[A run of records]
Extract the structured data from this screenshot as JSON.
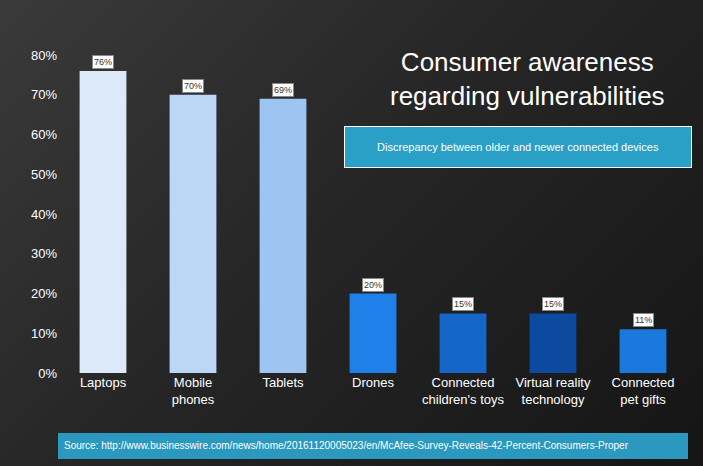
{
  "chart_data": {
    "type": "bar",
    "title": "Consumer awareness regarding vulnerabilities",
    "subtitle": "Discrepancy between older and newer connected devices",
    "source": "Source: http://www.businesswire.com/news/home/20161120005023/en/McAfee-Survey-Reveals-42-Percent-Consumers-Proper",
    "categories": [
      "Laptops",
      "Mobile phones",
      "Tablets",
      "Drones",
      "Connected children's toys",
      "Virtual reality technology",
      "Connected pet gifts"
    ],
    "values": [
      76,
      70,
      69,
      20,
      15,
      15,
      11
    ],
    "value_labels": [
      "76%",
      "70%",
      "69%",
      "20%",
      "15%",
      "15%",
      "11%"
    ],
    "colors": [
      "#dbe9f9",
      "#bcd6f6",
      "#9ec5f2",
      "#1e80e8",
      "#1466c8",
      "#0b4a9e",
      "#1b78dc"
    ],
    "ylim": [
      0,
      80
    ],
    "yticks": [
      {
        "value": 0,
        "label": "0%"
      },
      {
        "value": 10,
        "label": "10%"
      },
      {
        "value": 20,
        "label": "20%"
      },
      {
        "value": 30,
        "label": "30%"
      },
      {
        "value": 40,
        "label": "40%"
      },
      {
        "value": 50,
        "label": "50%"
      },
      {
        "value": 60,
        "label": "60%"
      },
      {
        "value": 70,
        "label": "70%"
      },
      {
        "value": 80,
        "label": "80%"
      }
    ],
    "grid": false,
    "data_labels": true
  }
}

Written request:
Excluding the pictures, restate the records above word for word.

Full output:
Extract the structured data from this screenshot as JSON.
{
  "chart_data": {
    "type": "bar",
    "title": "Consumer awareness regarding vulnerabilities",
    "subtitle": "Discrepancy between older and newer connected devices",
    "source": "Source: http://www.businesswire.com/news/home/20161120005023/en/McAfee-Survey-Reveals-42-Percent-Consumers-Proper",
    "categories": [
      "Laptops",
      "Mobile phones",
      "Tablets",
      "Drones",
      "Connected children's toys",
      "Virtual reality technology",
      "Connected pet gifts"
    ],
    "values": [
      76,
      70,
      69,
      20,
      15,
      15,
      11
    ],
    "value_labels": [
      "76%",
      "70%",
      "69%",
      "20%",
      "15%",
      "15%",
      "11%"
    ],
    "colors": [
      "#dbe9f9",
      "#bcd6f6",
      "#9ec5f2",
      "#1e80e8",
      "#1466c8",
      "#0b4a9e",
      "#1b78dc"
    ],
    "ylim": [
      0,
      80
    ],
    "yticks": [
      {
        "value": 0,
        "label": "0%"
      },
      {
        "value": 10,
        "label": "10%"
      },
      {
        "value": 20,
        "label": "20%"
      },
      {
        "value": 30,
        "label": "30%"
      },
      {
        "value": 40,
        "label": "40%"
      },
      {
        "value": 50,
        "label": "50%"
      },
      {
        "value": 60,
        "label": "60%"
      },
      {
        "value": 70,
        "label": "70%"
      },
      {
        "value": 80,
        "label": "80%"
      }
    ],
    "grid": false,
    "data_labels": true
  }
}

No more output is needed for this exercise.